PROBLEM REQUIREMENTS = Make an exact copy of the data below, leaving out every picture.

GIVEN ENTRIES =
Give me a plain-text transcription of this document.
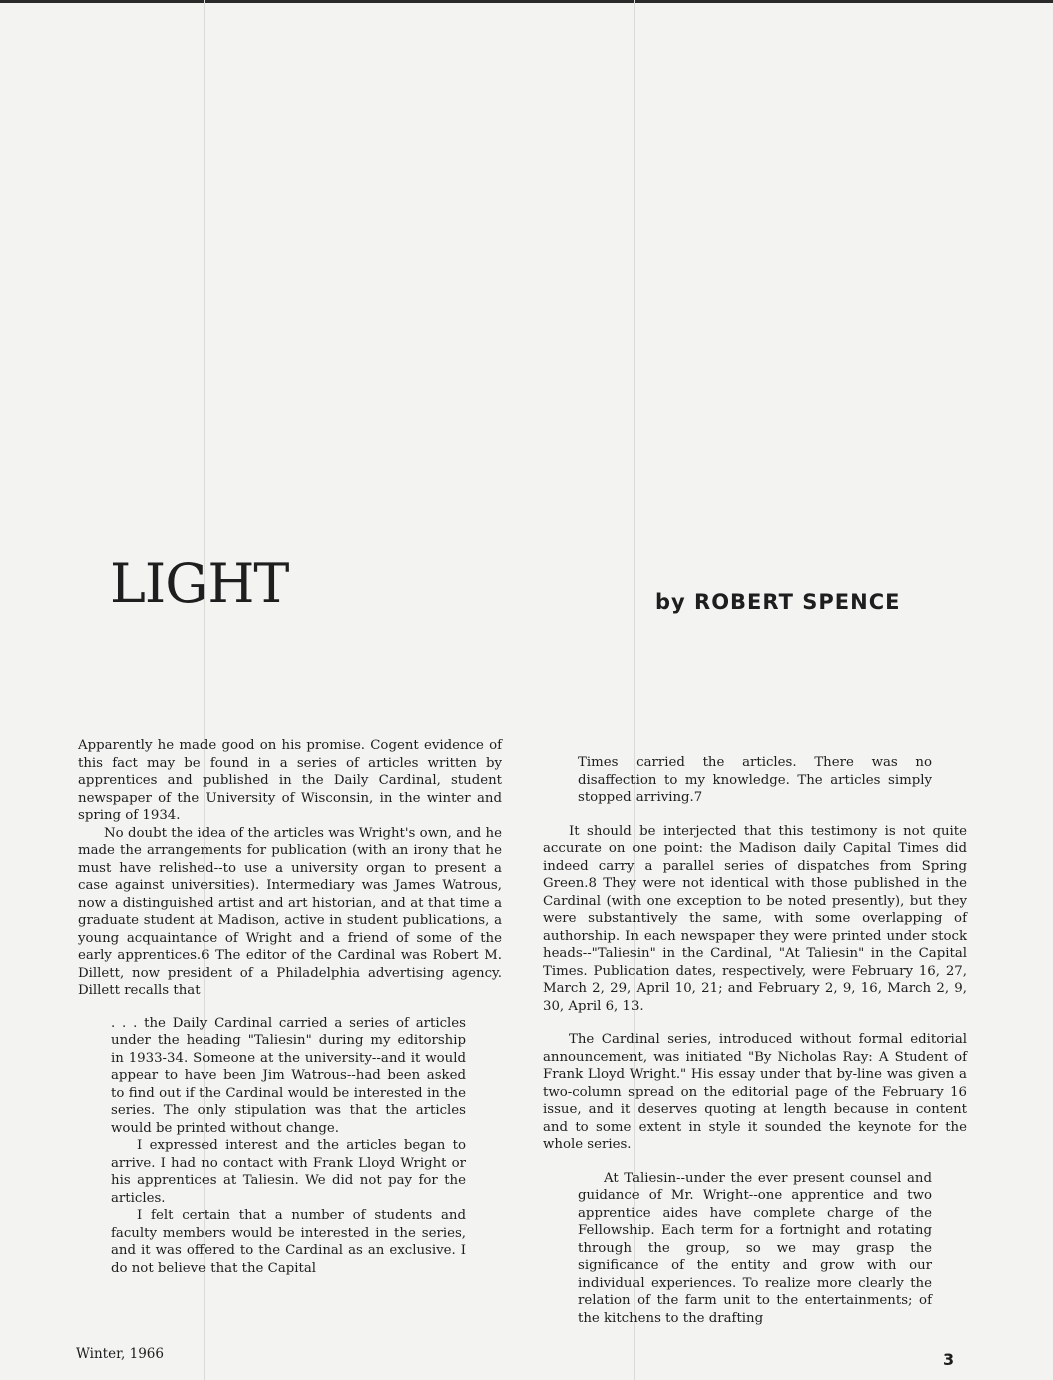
LIGHT	by ROBERT SPENCE

Apparently he made good on his promise. Cogent evidence of this fact may be found in a series of articles written by apprentices and published in the Daily Cardinal, student newspaper of the University of Wisconsin, in the winter and spring of 1934.

No doubt the idea of the articles was Wright's own, and he made the arrangements for publication (with an irony that he must have relished--to use a university organ to present a case against universities). Intermediary was James Watrous, now a distinguished artist and art historian, and at that time a graduate student at Madison, active in student publications, a young acquaintance of Wright and a friend of some of the early apprentices.6 The editor of the Cardinal was Robert M. Dillett, now president of a Philadelphia advertising agency. Dillett recalls that

. . . the Daily Cardinal carried a series of articles under the heading "Taliesin" during my editorship in 1933-34. Someone at the university--and it would appear to have been Jim Watrous--had been asked to find out if the Cardinal would be interested in the series. The only stipulation was that the articles would be printed without change.

I expressed interest and the articles began to arrive. I had no contact with Frank Lloyd Wright or his apprentices at Taliesin. We did not pay for the articles.

I felt certain that a number of students and faculty members would be interested in the series, and it was offered to the Cardinal as an exclusive. I do not believe that the Capital

Times carried the articles. There was no disaffection to my knowledge. The articles simply stopped arriving.7

It should be interjected that this testimony is not quite accurate on one point: the Madison daily Capital Times did indeed carry a parallel series of dispatches from Spring Green.8 They were not identical with those published in the Cardinal (with one exception to be noted presently), but they were substantively the same, with some overlapping of authorship. In each newspaper they were printed under stock heads--"Taliesin" in the Cardinal, "At Taliesin" in the Capital Times. Publication dates, respectively, were February 16, 27, March 2, 29, April 10, 21; and February 2, 9, 16, March 2, 9, 30, April 6, 13.

The Cardinal series, introduced without formal editorial announcement, was initiated "By Nicholas Ray: A Student of Frank Lloyd Wright." His essay under that by-line was given a two-column spread on the editorial page of the February 16 issue, and it deserves quoting at length because in content and to some extent in style it sounded the keynote for the whole series.

At Taliesin--under the ever present counsel and guidance of Mr. Wright--one apprentice and two apprentice aides have complete charge of the Fellowship. Each term for a fortnight and rotating through the group, so we may grasp the significance of the entity and grow with our individual experiences. To realize more clearly the relation of the farm unit to the entertainments; of the kitchens to the drafting

Winter, 1966	3
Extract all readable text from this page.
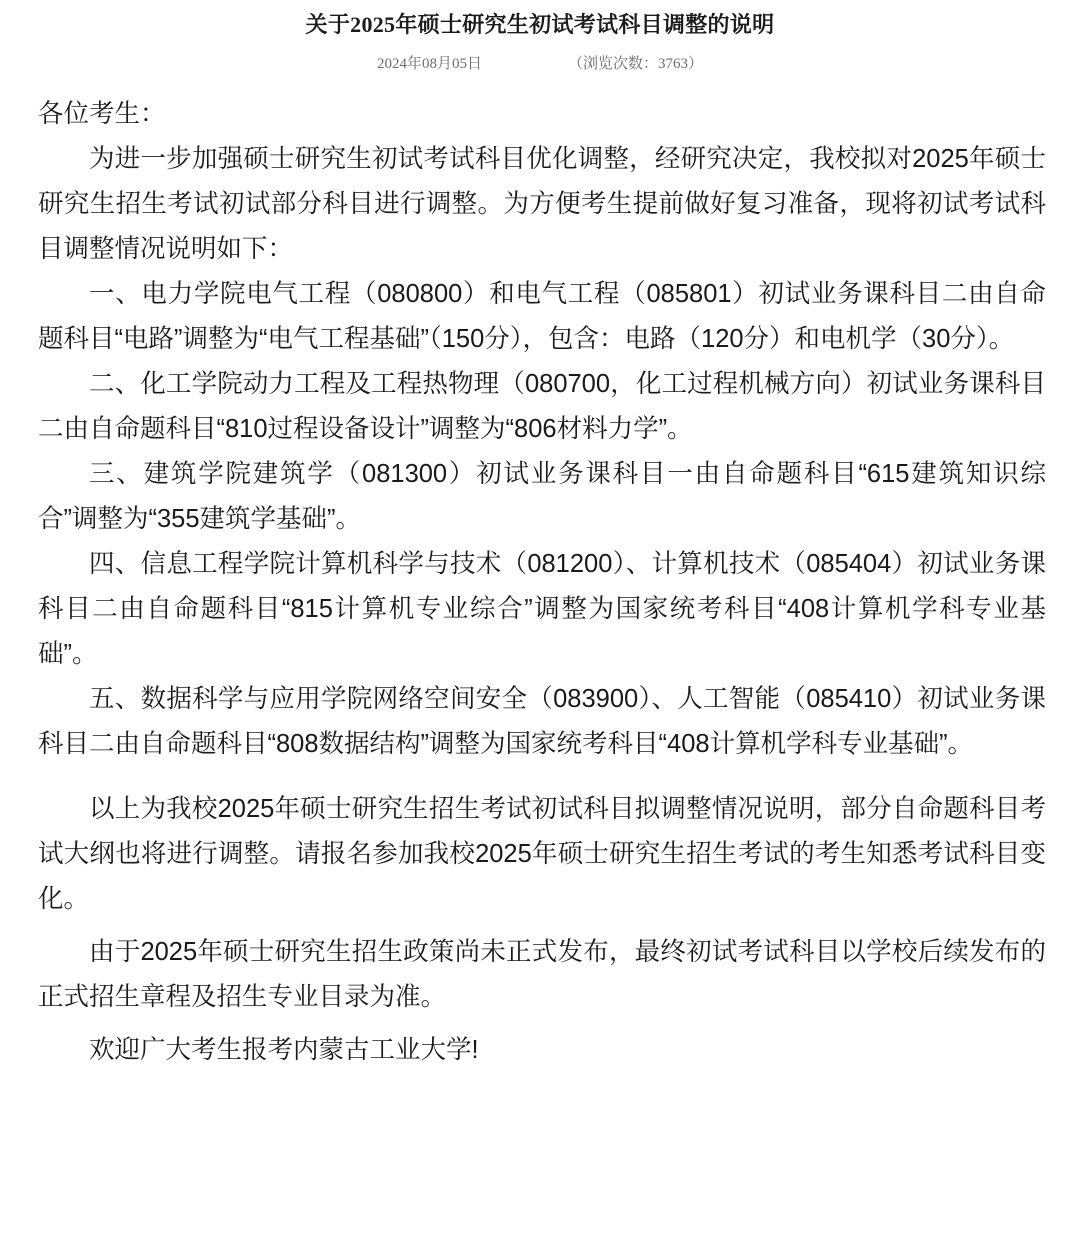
关于2025年硕士研究生初试考试科目调整的说明
2024年08月05日	（浏览次数：3763）

各位考生：

为进一步加强硕士研究生初试考试科目优化调整，经研究决定，我校拟对2025年硕士研究生招生考试初试部分科目进行调整。为方便考生提前做好复习准备，现将初试考试科目调整情况说明如下：

一、电力学院电气工程（080800）和电气工程（085801）初试业务课科目二由自命题科目“电路”调整为“电气工程基础”（150分），包含：电路（120分）和电机学（30分）。

二、化工学院动力工程及工程热物理（080700，化工过程机械方向）初试业务课科目二由自命题科目“810过程设备设计”调整为“806材料力学”。

三、建筑学院建筑学（081300）初试业务课科目一由自命题科目“615建筑知识综合”调整为“355建筑学基础”。

四、信息工程学院计算机科学与技术（081200）、计算机技术（085404）初试业务课科目二由自命题科目“815计算机专业综合”调整为国家统考科目“408计算机学科专业基础”。

五、数据科学与应用学院网络空间安全（083900）、人工智能（085410）初试业务课科目二由自命题科目“808数据结构”调整为国家统考科目“408计算机学科专业基础”。

以上为我校2025年硕士研究生招生考试初试科目拟调整情况说明，部分自命题科目考试大纲也将进行调整。请报名参加我校2025年硕士研究生招生考试的考生知悉考试科目变化。

由于2025年硕士研究生招生政策尚未正式发布，最终初试考试科目以学校后续发布的正式招生章程及招生专业目录为准。

欢迎广大考生报考内蒙古工业大学!
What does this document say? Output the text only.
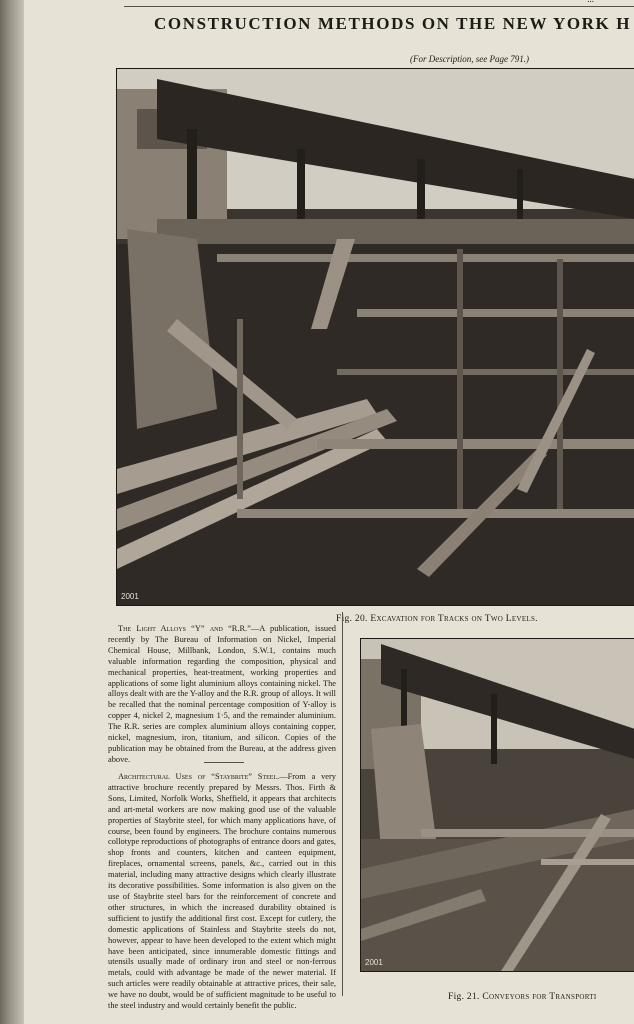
CONSTRUCTION METHODS ON THE NEW YORK H
(For Description, see Page 791.)
2001
Fig. 20. Excavation for Tracks on Two Levels.

The Light Alloys “Y” and “R.R.”—A publication, issued recently by The Bureau of Information on Nickel, Imperial Chemical House, Millbank, London, S.W.1, contains much valuable information regarding the composition, physical and mechanical properties, heat-treatment, working properties and applications of some light aluminium alloys containing nickel. The alloys dealt with are the Y-alloy and the R.R. group of alloys. It will be recalled that the nominal percentage composition of Y-alloy is copper 4, nickel 2, magnesium 1·5, and the remainder aluminium. The R.R. series are complex aluminium alloys containing copper, nickel, magnesium, iron, titanium, and silicon. Copies of the publication may be obtained from the Bureau, at the address given above.

Architectural Uses of “Staybrite” Steel.—From a very attractive brochure recently prepared by Messrs. Thos. Firth & Sons, Limited, Norfolk Works, Sheffield, it appears that architects and art-metal workers are now making good use of the valuable properties of Staybrite steel, for which many applications have, of course, been found by engineers. The brochure contains numerous collotype reproductions of photographs of entrance doors and gates, shop fronts and counters, kitchen and canteen equipment, fireplaces, ornamental screens, panels, &c., carried out in this material, including many attractive designs which clearly illustrate its decorative possibilities. Some information is also given on the use of Staybrite steel bars for the reinforcement of concrete and other structures, in which the increased durability obtained is sufficient to justify the additional first cost. Except for cutlery, the domestic applications of Stainless and Staybrite steels do not, however, appear to have been developed to the extent which might have been anticipated, since innumerable domestic fittings and utensils usually made of ordinary iron and steel or non-ferrous metals, could with advantage be made of the newer material. If such articles were readily obtainable at attractive prices, their sale, we have no doubt, would be of sufficient magnitude to be useful to the steel industry and would certainly benefit the public.

2001
Fig. 21. Conveyors for Transporti
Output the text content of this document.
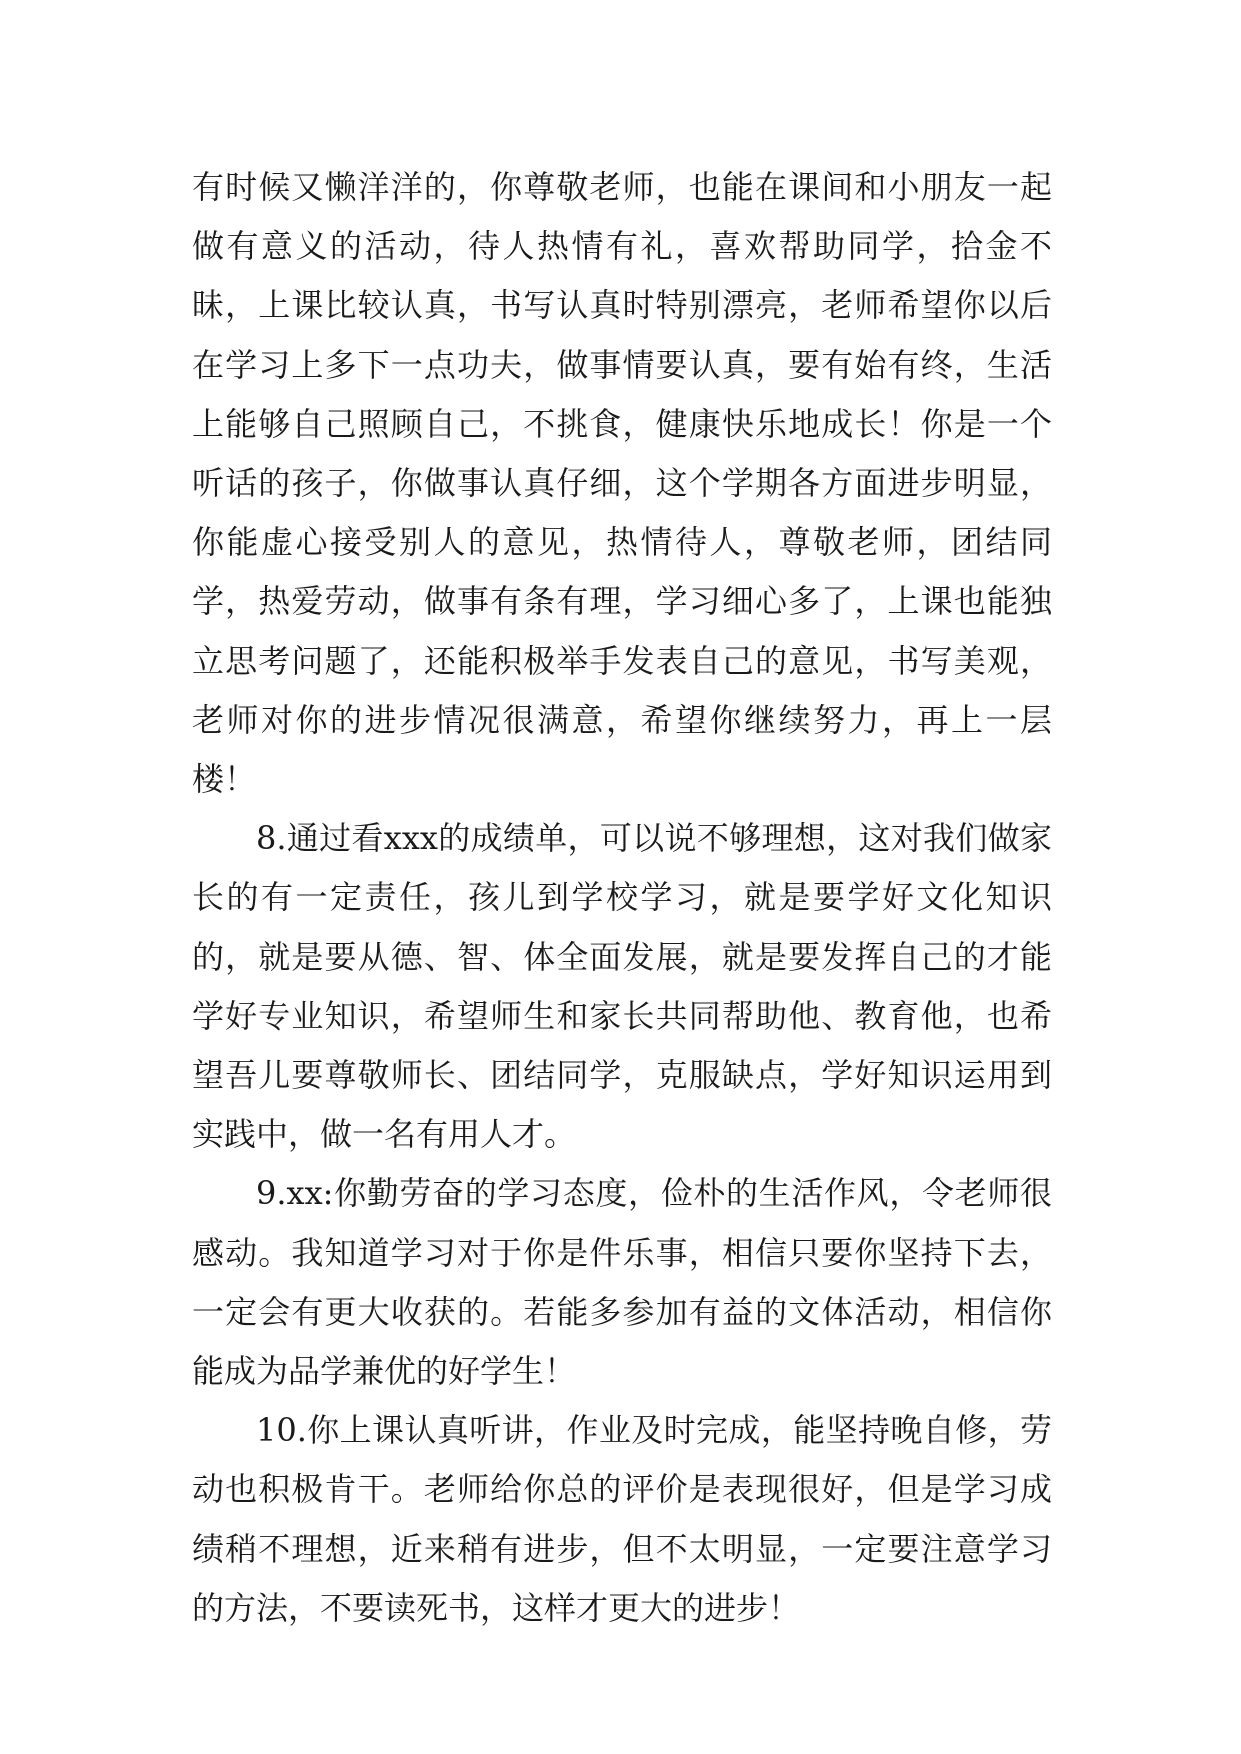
有时候又懒洋洋的，你尊敬老师，也能在课间和小朋友一起做有意义的活动，待人热情有礼，喜欢帮助同学，拾金不昧，上课比较认真，书写认真时特别漂亮，老师希望你以后在学习上多下一点功夫，做事情要认真，要有始有终，生活上能够自己照顾自己，不挑食，健康快乐地成长！你是一个听话的孩子，你做事认真仔细，这个学期各方面进步明显，你能虚心接受别人的意见，热情待人，尊敬老师，团结同学，热爱劳动，做事有条有理，学习细心多了，上课也能独立思考问题了，还能积极举手发表自己的意见，书写美观，老师对你的进步情况很满意，希望你继续努力，再上一层楼！

8.通过看xxx的成绩单，可以说不够理想，这对我们做家长的有一定责任，孩儿到学校学习，就是要学好文化知识的，就是要从德、智、体全面发展，就是要发挥自己的才能学好专业知识，希望师生和家长共同帮助他、教育他，也希望吾儿要尊敬师长、团结同学，克服缺点，学好知识运用到实践中，做一名有用人才。

9.xx:你勤劳奋的学习态度，俭朴的生活作风，令老师很感动。我知道学习对于你是件乐事，相信只要你坚持下去，一定会有更大收获的。若能多参加有益的文体活动，相信你能成为品学兼优的好学生！

10.你上课认真听讲，作业及时完成，能坚持晚自修，劳动也积极肯干。老师给你总的评价是表现很好，但是学习成绩稍不理想，近来稍有进步，但不太明显，一定要注意学习的方法，不要读死书，这样才更大的进步！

WORKED ANSWER =
Give me a plain-text transcription of this document.
LIGHT	by ROBERT SPENCE

Apparently he made good on his promise. Cogent evidence of this fact may be found in a series of articles written by apprentices and published in the Daily Cardinal, student newspaper of the University of Wisconsin, in the winter and spring of 1934.

No doubt the idea of the articles was Wright's own, and he made the arrangements for publication (with an irony that he must have relished--to use a university organ to present a case against universities). Intermediary was James Watrous, now a distinguished artist and art historian, and at that time a graduate student at Madison, active in student publications, a young acquaintance of Wright and a friend of some of the early apprentices.6 The editor of the Cardinal was Robert M. Dillett, now president of a Philadelphia advertising agency. Dillett recalls that

. . . the Daily Cardinal carried a series of articles under the heading "Taliesin" during my editorship in 1933-34. Someone at the university--and it would appear to have been Jim Watrous--had been asked to find out if the Cardinal would be interested in the series. The only stipulation was that the articles would be printed without change.

I expressed interest and the articles began to arrive. I had no contact with Frank Lloyd Wright or his apprentices at Taliesin. We did not pay for the articles.

I felt certain that a number of students and faculty members would be interested in the series, and it was offered to the Cardinal as an exclusive. I do not believe that the Capital

Times carried the articles. There was no disaffection to my knowledge. The articles simply stopped arriving.7

It should be interjected that this testimony is not quite accurate on one point: the Madison daily Capital Times did indeed carry a parallel series of dispatches from Spring Green.8 They were not identical with those published in the Cardinal (with one exception to be noted presently), but they were substantively the same, with some overlapping of authorship. In each newspaper they were printed under stock heads--"Taliesin" in the Cardinal, "At Taliesin" in the Capital Times. Publication dates, respectively, were February 16, 27, March 2, 29, April 10, 21; and February 2, 9, 16, March 2, 9, 30, April 6, 13.

The Cardinal series, introduced without formal editorial announcement, was initiated "By Nicholas Ray: A Student of Frank Lloyd Wright." His essay under that by-line was given a two-column spread on the editorial page of the February 16 issue, and it deserves quoting at length because in content and to some extent in style it sounded the keynote for the whole series.

At Taliesin--under the ever present counsel and guidance of Mr. Wright--one apprentice and two apprentice aides have complete charge of the Fellowship. Each term for a fortnight and rotating through the group, so we may grasp the significance of the entity and grow with our individual experiences. To realize more clearly the relation of the farm unit to the entertainments; of the kitchens to the drafting

Winter, 1966	3
Extract all readable text from this page.
关于2025年硕士研究生初试考试科目调整的说明
2024年08月05日	（浏览次数：3763）

各位考生：

为进一步加强硕士研究生初试考试科目优化调整，经研究决定，我校拟对2025年硕士研究生招生考试初试部分科目进行调整。为方便考生提前做好复习准备，现将初试考试科目调整情况说明如下：

一、电力学院电气工程（080800）和电气工程（085801）初试业务课科目二由自命题科目“电路”调整为“电气工程基础”（150分），包含：电路（120分）和电机学（30分）。

二、化工学院动力工程及工程热物理（080700，化工过程机械方向）初试业务课科目二由自命题科目“810过程设备设计”调整为“806材料力学”。

三、建筑学院建筑学（081300）初试业务课科目一由自命题科目“615建筑知识综合”调整为“355建筑学基础”。

四、信息工程学院计算机科学与技术（081200）、计算机技术（085404）初试业务课科目二由自命题科目“815计算机专业综合”调整为国家统考科目“408计算机学科专业基础”。

五、数据科学与应用学院网络空间安全（083900）、人工智能（085410）初试业务课科目二由自命题科目“808数据结构”调整为国家统考科目“408计算机学科专业基础”。

以上为我校2025年硕士研究生招生考试初试科目拟调整情况说明，部分自命题科目考试大纲也将进行调整。请报名参加我校2025年硕士研究生招生考试的考生知悉考试科目变化。

由于2025年硕士研究生招生政策尚未正式发布，最终初试考试科目以学校后续发布的正式招生章程及招生专业目录为准。

欢迎广大考生报考内蒙古工业大学!
What does this document say? Output the text only.
CONSTRUCTION METHODS ON THE NEW YORK H
(For Description, see Page 791.)
2001
Fig. 20. Excavation for Tracks on Two Levels.

The Light Alloys “Y” and “R.R.”—A publication, issued recently by The Bureau of Information on Nickel, Imperial Chemical House, Millbank, London, S.W.1, contains much valuable information regarding the composition, physical and mechanical properties, heat-treatment, working properties and applications of some light aluminium alloys containing nickel. The alloys dealt with are the Y-alloy and the R.R. group of alloys. It will be recalled that the nominal percentage composition of Y-alloy is copper 4, nickel 2, magnesium 1·5, and the remainder aluminium. The R.R. series are complex aluminium alloys containing copper, nickel, magnesium, iron, titanium, and silicon. Copies of the publication may be obtained from the Bureau, at the address given above.

Architectural Uses of “Staybrite” Steel.—From a very attractive brochure recently prepared by Messrs. Thos. Firth & Sons, Limited, Norfolk Works, Sheffield, it appears that architects and art-metal workers are now making good use of the valuable properties of Staybrite steel, for which many applications have, of course, been found by engineers. The brochure contains numerous collotype reproductions of photographs of entrance doors and gates, shop fronts and counters, kitchen and canteen equipment, fireplaces, ornamental screens, panels, &c., carried out in this material, including many attractive designs which clearly illustrate its decorative possibilities. Some information is also given on the use of Staybrite steel bars for the reinforcement of concrete and other structures, in which the increased durability obtained is sufficient to justify the additional first cost. Except for cutlery, the domestic applications of Stainless and Staybrite steels do not, however, appear to have been developed to the extent which might have been anticipated, since innumerable domestic fittings and utensils usually made of ordinary iron and steel or non-ferrous metals, could with advantage be made of the newer material. If such articles were readily obtainable at attractive prices, their sale, we have no doubt, would be of sufficient magnitude to be useful to the steel industry and would certainly benefit the public.

2001
Fig. 21. Conveyors for Transporti
Output the text content of this document.
有时候又懒洋洋的，你尊敬老师，也能在课间和小朋友一起做有意义的活动，待人热情有礼，喜欢帮助同学，拾金不昧，上课比较认真，书写认真时特别漂亮，老师希望你以后在学习上多下一点功夫，做事情要认真，要有始有终，生活上能够自己照顾自己，不挑食，健康快乐地成长！你是一个听话的孩子，你做事认真仔细，这个学期各方面进步明显，你能虚心接受别人的意见，热情待人，尊敬老师，团结同学，热爱劳动，做事有条有理，学习细心多了，上课也能独立思考问题了，还能积极举手发表自己的意见，书写美观，老师对你的进步情况很满意，希望你继续努力，再上一层楼！

8.通过看xxx的成绩单，可以说不够理想，这对我们做家长的有一定责任，孩儿到学校学习，就是要学好文化知识的，就是要从德、智、体全面发展，就是要发挥自己的才能学好专业知识，希望师生和家长共同帮助他、教育他，也希望吾儿要尊敬师长、团结同学，克服缺点，学好知识运用到实践中，做一名有用人才。

9.xx:你勤劳奋的学习态度，俭朴的生活作风，令老师很感动。我知道学习对于你是件乐事，相信只要你坚持下去，一定会有更大收获的。若能多参加有益的文体活动，相信你能成为品学兼优的好学生！

10.你上课认真听讲，作业及时完成，能坚持晚自修，劳动也积极肯干。老师给你总的评价是表现很好，但是学习成绩稍不理想，近来稍有进步，但不太明显，一定要注意学习的方法，不要读死书，这样才更大的进步！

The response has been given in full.